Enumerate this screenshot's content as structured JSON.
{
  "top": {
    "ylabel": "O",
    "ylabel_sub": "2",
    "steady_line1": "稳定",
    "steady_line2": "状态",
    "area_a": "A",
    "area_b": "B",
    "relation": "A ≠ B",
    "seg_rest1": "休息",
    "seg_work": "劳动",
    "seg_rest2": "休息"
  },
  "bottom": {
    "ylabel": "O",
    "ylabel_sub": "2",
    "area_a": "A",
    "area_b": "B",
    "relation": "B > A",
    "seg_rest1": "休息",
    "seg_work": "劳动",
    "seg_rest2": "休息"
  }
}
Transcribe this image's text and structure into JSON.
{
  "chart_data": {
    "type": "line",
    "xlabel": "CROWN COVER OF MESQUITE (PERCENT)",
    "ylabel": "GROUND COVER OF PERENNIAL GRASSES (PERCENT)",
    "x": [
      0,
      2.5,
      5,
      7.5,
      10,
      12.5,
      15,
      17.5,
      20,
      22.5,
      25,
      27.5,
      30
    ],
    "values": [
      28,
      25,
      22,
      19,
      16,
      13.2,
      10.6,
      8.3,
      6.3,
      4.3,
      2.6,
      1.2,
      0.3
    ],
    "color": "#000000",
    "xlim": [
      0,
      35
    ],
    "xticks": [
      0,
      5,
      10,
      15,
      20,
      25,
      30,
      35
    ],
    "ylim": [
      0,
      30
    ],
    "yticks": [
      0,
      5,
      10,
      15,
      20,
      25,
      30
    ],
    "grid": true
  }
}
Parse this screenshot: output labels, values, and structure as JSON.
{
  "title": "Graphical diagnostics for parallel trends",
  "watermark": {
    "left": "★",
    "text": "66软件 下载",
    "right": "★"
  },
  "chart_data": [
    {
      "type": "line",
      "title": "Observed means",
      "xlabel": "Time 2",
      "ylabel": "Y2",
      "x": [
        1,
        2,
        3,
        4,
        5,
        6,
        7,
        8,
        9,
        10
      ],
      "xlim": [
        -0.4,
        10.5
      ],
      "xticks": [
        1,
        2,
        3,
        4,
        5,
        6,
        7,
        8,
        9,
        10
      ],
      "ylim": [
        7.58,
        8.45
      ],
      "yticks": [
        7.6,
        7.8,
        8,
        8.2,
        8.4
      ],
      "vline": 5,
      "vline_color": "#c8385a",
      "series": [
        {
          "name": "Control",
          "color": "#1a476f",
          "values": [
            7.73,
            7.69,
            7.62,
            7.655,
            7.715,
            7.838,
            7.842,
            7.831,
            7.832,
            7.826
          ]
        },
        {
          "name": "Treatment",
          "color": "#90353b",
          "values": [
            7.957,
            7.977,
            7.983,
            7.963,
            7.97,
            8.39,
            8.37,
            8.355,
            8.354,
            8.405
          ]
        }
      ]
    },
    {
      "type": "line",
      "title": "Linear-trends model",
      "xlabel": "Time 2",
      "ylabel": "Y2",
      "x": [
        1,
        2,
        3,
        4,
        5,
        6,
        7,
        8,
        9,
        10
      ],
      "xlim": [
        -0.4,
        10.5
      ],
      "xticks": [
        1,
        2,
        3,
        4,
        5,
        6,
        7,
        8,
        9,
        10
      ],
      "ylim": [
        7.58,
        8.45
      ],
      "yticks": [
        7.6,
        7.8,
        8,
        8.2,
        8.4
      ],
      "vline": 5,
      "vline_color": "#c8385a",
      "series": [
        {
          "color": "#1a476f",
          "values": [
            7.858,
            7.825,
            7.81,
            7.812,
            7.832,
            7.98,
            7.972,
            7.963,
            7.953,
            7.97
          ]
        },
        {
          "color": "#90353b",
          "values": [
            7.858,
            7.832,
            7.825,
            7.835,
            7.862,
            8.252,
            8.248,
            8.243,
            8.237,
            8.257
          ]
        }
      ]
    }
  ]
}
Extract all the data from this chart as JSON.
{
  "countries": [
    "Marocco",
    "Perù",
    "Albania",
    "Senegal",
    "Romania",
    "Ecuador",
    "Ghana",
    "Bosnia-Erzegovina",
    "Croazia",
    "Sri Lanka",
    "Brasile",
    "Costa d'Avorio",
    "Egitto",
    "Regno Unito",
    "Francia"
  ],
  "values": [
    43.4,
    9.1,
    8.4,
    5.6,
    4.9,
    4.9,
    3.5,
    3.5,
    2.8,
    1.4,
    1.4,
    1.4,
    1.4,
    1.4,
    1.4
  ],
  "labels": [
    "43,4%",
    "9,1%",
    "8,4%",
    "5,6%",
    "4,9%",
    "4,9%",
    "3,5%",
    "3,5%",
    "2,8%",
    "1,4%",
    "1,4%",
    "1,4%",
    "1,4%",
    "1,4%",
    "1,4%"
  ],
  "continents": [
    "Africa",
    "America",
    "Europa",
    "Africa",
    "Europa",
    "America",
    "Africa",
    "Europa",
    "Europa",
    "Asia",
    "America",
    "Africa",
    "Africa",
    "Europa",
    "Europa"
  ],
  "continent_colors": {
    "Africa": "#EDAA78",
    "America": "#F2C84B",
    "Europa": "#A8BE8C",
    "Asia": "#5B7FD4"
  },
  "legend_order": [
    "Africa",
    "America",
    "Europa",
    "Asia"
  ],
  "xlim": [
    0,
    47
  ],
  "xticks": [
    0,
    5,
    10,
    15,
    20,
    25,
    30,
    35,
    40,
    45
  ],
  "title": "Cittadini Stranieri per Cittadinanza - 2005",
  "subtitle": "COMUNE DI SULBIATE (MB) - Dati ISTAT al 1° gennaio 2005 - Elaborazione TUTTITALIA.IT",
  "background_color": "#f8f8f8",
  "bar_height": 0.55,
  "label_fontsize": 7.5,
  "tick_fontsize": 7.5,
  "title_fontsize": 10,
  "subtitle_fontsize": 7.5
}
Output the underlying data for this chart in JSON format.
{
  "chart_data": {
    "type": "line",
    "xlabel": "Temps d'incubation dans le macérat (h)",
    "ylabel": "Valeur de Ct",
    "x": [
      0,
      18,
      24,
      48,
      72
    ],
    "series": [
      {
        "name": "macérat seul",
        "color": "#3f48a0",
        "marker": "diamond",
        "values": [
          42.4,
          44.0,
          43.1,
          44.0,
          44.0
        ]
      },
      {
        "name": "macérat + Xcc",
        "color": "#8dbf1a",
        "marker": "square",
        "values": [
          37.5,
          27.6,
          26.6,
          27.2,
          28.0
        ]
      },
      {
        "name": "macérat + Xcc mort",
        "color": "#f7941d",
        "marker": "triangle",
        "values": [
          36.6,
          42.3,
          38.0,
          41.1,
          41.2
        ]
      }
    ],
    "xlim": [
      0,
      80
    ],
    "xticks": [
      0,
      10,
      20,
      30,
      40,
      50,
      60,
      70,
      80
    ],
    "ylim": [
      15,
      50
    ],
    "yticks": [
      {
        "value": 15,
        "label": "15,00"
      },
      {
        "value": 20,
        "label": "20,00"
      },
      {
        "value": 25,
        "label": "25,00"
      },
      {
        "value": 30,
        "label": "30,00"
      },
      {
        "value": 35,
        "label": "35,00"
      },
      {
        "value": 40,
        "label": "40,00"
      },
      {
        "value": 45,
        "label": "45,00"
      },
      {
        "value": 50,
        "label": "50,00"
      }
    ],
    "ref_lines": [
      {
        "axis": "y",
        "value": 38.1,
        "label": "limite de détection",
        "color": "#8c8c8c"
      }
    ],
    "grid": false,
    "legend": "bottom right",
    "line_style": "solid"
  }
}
—————
DIRECTIONS FOR THIS TASK
Give only a number: how many lines of the data hold the string "trends"?

FINAL RESULT
2